─── Record excerpts

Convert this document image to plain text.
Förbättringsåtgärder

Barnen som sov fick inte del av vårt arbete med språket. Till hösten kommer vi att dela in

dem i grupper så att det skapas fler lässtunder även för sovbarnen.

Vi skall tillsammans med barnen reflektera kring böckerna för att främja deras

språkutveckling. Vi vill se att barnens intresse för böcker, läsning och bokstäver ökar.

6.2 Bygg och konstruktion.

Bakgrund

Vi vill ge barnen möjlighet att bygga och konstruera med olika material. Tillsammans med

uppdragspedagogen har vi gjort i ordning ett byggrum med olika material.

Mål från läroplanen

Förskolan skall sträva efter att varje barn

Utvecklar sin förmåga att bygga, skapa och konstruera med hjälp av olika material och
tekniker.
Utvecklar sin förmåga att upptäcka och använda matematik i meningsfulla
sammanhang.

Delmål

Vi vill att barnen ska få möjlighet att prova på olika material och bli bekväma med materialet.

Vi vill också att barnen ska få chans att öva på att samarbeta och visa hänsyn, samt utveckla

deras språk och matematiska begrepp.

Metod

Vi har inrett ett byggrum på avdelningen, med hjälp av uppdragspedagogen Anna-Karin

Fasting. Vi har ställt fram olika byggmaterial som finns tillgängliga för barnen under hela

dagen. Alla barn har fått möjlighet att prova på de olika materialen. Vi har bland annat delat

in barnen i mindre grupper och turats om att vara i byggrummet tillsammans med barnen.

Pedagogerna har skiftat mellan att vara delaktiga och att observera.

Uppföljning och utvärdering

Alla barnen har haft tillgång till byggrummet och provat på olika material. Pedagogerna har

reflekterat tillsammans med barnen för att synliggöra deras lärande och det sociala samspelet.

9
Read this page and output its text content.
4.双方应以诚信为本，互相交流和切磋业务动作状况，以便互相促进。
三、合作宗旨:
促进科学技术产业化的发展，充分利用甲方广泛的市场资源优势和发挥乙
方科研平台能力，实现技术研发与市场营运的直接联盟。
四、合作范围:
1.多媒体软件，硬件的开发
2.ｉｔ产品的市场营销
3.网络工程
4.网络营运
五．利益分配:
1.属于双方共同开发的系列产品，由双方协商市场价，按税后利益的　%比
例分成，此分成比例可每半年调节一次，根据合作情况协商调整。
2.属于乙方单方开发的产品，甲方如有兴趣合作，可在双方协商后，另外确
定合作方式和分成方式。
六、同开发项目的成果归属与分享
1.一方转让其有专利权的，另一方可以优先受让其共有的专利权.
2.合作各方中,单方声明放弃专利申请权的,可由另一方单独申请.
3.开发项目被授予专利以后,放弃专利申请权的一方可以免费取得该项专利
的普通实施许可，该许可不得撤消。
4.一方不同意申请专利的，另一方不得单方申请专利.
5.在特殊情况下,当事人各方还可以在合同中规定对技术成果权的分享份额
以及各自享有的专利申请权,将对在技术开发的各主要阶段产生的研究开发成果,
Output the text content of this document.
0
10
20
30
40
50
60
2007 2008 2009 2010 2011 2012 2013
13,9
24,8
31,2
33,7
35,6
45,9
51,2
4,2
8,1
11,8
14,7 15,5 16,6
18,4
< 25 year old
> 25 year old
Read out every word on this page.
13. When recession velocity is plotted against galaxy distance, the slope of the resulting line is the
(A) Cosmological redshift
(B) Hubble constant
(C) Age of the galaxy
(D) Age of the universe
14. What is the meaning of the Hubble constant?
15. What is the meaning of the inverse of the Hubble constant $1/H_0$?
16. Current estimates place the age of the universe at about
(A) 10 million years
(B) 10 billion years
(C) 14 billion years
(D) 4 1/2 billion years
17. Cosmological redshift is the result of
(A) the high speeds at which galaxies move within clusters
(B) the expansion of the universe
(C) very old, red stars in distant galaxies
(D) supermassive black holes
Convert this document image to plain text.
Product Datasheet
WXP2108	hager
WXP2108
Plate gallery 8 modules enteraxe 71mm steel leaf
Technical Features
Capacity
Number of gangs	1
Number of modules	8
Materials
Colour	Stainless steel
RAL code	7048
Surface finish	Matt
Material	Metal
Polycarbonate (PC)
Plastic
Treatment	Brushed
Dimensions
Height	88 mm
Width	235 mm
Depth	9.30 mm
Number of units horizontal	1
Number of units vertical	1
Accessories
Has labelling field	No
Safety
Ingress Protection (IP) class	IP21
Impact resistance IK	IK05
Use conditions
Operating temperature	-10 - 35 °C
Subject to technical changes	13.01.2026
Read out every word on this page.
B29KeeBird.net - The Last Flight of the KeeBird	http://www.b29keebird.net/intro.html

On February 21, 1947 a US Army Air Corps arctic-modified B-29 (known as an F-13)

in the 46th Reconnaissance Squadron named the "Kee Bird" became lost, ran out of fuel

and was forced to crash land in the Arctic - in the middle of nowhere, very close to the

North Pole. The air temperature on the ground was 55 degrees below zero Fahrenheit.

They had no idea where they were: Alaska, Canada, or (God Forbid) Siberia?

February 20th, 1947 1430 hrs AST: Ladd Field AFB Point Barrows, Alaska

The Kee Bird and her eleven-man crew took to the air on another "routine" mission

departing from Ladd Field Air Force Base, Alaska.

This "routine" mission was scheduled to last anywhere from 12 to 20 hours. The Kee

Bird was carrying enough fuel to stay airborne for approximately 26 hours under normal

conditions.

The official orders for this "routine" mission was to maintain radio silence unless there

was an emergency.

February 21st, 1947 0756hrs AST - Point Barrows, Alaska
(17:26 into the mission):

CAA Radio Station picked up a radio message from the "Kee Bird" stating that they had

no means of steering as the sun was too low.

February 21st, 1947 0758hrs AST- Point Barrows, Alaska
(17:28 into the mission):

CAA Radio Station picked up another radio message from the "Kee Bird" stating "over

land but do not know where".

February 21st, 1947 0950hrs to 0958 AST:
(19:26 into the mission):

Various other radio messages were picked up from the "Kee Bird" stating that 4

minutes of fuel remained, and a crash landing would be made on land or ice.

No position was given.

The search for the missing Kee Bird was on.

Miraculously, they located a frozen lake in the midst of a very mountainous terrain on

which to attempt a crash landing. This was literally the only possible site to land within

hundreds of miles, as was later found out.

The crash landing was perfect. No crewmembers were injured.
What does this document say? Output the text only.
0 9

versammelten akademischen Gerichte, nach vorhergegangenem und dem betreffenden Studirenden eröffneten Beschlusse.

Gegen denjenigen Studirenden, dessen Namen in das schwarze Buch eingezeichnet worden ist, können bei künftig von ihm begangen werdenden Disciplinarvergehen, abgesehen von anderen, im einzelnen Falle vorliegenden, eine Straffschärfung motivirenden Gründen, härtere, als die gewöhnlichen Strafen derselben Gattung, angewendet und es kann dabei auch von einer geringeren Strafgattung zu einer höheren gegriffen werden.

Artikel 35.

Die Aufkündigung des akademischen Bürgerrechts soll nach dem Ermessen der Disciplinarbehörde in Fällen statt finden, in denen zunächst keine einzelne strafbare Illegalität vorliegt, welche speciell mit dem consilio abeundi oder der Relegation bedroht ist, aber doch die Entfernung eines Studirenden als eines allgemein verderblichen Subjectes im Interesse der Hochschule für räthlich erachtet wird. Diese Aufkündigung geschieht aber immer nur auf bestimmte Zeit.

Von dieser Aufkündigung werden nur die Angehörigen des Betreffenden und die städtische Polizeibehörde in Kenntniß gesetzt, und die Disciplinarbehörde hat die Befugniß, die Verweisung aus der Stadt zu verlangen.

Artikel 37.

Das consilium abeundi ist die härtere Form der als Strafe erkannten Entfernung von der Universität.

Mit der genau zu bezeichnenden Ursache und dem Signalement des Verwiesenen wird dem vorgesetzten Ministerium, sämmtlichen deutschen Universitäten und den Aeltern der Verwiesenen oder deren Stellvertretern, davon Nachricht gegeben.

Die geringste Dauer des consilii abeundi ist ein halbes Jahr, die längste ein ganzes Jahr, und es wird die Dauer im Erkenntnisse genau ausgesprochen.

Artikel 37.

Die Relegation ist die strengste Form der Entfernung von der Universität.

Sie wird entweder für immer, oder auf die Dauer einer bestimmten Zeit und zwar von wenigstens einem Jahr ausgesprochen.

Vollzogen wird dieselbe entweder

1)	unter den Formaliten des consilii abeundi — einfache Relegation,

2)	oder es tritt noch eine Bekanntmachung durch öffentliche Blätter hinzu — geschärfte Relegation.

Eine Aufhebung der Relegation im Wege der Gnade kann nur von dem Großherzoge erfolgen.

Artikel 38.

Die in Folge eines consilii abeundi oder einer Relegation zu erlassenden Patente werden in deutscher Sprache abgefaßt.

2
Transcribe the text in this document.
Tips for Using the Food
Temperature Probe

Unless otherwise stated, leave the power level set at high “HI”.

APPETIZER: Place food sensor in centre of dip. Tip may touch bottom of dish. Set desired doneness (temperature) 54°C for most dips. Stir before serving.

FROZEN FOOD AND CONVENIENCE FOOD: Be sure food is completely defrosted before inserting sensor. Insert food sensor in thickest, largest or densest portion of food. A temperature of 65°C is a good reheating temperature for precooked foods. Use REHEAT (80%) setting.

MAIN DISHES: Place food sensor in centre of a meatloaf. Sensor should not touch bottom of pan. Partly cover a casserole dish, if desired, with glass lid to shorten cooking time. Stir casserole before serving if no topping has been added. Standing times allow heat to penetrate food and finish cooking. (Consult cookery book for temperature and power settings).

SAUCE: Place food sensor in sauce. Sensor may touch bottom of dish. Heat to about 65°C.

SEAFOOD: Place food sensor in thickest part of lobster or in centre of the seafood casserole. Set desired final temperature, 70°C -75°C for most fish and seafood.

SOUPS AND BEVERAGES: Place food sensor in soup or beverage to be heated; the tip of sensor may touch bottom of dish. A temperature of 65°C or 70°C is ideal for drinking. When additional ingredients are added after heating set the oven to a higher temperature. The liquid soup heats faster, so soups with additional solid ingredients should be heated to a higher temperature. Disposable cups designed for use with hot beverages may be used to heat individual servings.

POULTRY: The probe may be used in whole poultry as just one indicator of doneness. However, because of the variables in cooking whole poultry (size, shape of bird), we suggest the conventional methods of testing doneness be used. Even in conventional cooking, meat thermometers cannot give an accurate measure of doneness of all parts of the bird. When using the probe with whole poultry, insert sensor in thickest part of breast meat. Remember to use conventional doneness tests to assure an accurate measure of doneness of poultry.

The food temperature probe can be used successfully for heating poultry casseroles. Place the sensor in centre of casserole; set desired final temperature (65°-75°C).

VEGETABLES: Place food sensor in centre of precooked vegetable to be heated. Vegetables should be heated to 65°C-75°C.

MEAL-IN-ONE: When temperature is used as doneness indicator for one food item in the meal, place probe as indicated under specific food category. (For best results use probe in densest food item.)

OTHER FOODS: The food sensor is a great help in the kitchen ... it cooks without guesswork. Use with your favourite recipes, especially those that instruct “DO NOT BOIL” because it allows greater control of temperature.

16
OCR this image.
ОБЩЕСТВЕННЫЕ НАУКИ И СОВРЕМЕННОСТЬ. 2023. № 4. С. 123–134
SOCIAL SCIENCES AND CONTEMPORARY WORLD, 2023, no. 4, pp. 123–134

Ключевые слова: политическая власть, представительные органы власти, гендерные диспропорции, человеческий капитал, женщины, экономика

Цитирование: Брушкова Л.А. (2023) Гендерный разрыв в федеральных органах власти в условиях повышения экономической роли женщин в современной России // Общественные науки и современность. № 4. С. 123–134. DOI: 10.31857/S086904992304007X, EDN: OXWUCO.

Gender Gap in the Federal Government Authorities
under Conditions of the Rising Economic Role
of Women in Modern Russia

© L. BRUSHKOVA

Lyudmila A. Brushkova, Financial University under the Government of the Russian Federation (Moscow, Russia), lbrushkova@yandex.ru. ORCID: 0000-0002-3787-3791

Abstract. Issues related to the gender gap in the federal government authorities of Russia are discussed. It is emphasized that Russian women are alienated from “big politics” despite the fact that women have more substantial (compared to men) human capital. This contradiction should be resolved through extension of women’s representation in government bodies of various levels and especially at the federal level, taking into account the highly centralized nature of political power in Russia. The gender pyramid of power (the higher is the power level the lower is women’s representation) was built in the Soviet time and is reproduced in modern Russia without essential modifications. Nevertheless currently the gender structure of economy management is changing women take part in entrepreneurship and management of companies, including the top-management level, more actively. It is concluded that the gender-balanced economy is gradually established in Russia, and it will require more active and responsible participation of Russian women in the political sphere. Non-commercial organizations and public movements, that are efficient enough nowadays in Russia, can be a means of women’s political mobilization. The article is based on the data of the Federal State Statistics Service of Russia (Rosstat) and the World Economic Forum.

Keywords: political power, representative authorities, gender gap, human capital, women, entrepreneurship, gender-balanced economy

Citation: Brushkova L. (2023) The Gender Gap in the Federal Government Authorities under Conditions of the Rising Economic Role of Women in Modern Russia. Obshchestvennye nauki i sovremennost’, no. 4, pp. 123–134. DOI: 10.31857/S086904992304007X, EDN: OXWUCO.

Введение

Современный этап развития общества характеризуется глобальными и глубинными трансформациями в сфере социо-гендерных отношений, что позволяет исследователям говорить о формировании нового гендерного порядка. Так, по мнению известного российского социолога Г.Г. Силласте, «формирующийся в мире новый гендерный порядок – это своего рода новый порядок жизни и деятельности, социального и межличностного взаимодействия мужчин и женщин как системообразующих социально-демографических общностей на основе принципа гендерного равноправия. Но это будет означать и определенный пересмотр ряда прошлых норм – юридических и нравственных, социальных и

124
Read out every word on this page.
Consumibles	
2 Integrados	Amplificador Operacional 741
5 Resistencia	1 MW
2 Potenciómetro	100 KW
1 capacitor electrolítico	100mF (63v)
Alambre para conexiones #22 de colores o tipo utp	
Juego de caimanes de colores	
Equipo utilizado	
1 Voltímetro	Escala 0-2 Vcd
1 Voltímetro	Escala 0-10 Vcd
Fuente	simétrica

──────

Among the records above, how many lines carry the string "Ladd"? Reply with the number alone.

2